Description of the task. Locate every line in the material below that has the word "Hourly". Copy each of those lines.

Data section.
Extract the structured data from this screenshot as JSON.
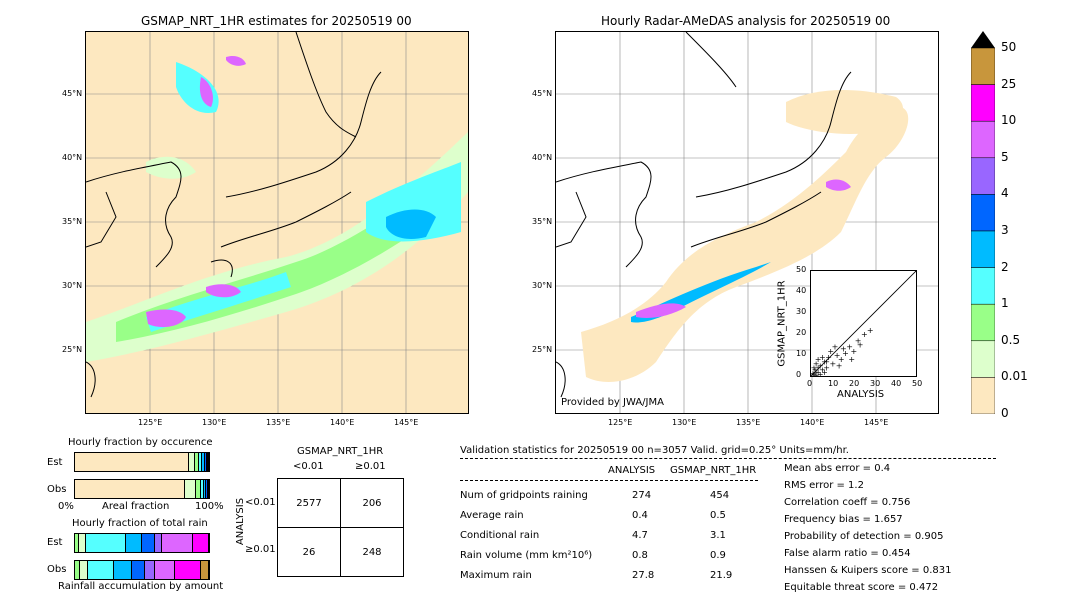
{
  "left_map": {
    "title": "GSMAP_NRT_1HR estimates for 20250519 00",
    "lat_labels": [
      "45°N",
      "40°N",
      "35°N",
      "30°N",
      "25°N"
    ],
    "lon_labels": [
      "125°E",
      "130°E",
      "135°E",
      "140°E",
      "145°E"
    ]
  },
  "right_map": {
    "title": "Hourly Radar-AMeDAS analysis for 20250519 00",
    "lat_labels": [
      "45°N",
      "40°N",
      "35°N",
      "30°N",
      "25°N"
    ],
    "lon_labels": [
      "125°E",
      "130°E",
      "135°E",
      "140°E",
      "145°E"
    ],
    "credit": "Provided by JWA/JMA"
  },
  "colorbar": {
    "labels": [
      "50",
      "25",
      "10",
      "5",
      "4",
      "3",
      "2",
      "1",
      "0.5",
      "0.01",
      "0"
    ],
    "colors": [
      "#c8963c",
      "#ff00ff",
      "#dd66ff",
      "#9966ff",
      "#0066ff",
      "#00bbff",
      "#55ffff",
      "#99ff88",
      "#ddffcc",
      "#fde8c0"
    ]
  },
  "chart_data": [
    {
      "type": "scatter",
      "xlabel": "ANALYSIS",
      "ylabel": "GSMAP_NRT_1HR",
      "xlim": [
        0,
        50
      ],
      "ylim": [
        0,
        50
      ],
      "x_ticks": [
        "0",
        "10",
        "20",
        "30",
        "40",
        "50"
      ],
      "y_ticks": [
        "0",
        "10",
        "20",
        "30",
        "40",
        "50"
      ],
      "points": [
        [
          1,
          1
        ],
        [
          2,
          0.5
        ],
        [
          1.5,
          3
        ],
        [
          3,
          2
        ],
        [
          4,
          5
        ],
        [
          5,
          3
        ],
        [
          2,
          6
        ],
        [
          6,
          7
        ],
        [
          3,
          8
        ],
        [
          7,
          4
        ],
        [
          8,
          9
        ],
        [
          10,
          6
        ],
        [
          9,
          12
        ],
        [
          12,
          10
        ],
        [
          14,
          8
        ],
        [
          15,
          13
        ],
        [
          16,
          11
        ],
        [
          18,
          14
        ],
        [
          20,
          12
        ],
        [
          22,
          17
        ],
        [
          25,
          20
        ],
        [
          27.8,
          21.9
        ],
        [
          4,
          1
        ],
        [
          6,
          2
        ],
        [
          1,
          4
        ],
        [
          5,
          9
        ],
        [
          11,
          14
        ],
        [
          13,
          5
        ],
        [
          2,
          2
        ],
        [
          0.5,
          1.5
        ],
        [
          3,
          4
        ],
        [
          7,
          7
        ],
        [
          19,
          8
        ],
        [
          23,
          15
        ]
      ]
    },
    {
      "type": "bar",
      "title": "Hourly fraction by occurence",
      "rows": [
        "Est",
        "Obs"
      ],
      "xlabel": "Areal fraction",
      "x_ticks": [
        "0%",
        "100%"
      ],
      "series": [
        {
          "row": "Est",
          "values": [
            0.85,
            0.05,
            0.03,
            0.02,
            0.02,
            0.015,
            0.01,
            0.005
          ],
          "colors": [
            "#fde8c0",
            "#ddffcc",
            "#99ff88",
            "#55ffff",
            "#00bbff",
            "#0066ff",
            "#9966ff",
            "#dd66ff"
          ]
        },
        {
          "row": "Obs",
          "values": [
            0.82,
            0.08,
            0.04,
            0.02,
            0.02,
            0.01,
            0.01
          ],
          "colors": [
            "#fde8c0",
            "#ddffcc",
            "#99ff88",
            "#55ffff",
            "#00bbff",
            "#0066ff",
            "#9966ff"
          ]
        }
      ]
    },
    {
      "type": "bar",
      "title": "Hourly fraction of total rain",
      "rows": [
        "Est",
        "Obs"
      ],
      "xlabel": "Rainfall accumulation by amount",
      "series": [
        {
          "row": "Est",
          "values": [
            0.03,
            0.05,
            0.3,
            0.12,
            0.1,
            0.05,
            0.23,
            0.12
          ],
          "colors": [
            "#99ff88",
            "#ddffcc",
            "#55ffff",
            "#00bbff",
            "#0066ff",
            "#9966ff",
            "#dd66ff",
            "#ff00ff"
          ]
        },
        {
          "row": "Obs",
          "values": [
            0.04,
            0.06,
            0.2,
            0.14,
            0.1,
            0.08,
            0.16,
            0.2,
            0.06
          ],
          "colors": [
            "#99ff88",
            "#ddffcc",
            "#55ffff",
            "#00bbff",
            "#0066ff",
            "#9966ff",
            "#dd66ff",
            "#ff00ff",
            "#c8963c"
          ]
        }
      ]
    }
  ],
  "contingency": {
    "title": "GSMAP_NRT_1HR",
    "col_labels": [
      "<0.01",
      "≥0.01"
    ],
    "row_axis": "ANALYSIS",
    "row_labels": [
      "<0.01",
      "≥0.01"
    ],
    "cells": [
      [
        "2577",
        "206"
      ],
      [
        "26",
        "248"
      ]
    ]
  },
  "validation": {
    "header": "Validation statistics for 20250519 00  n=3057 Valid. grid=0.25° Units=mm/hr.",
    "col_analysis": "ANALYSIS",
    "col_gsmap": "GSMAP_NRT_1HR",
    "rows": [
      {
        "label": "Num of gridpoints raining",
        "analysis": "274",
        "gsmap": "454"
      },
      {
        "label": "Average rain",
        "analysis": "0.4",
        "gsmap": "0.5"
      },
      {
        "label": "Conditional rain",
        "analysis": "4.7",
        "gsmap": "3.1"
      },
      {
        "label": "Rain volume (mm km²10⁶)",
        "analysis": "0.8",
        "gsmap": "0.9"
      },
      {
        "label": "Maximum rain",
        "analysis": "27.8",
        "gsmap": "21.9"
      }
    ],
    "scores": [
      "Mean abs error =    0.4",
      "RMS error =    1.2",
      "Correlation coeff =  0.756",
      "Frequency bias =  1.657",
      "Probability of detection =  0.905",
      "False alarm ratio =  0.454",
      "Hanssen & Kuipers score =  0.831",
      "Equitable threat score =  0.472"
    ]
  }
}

Exercise output.
    "title": "Hourly Radar-AMeDAS analysis for 20250519 00",
      "title": "Hourly fraction by occurence",
      "title": "Hourly fraction of total rain",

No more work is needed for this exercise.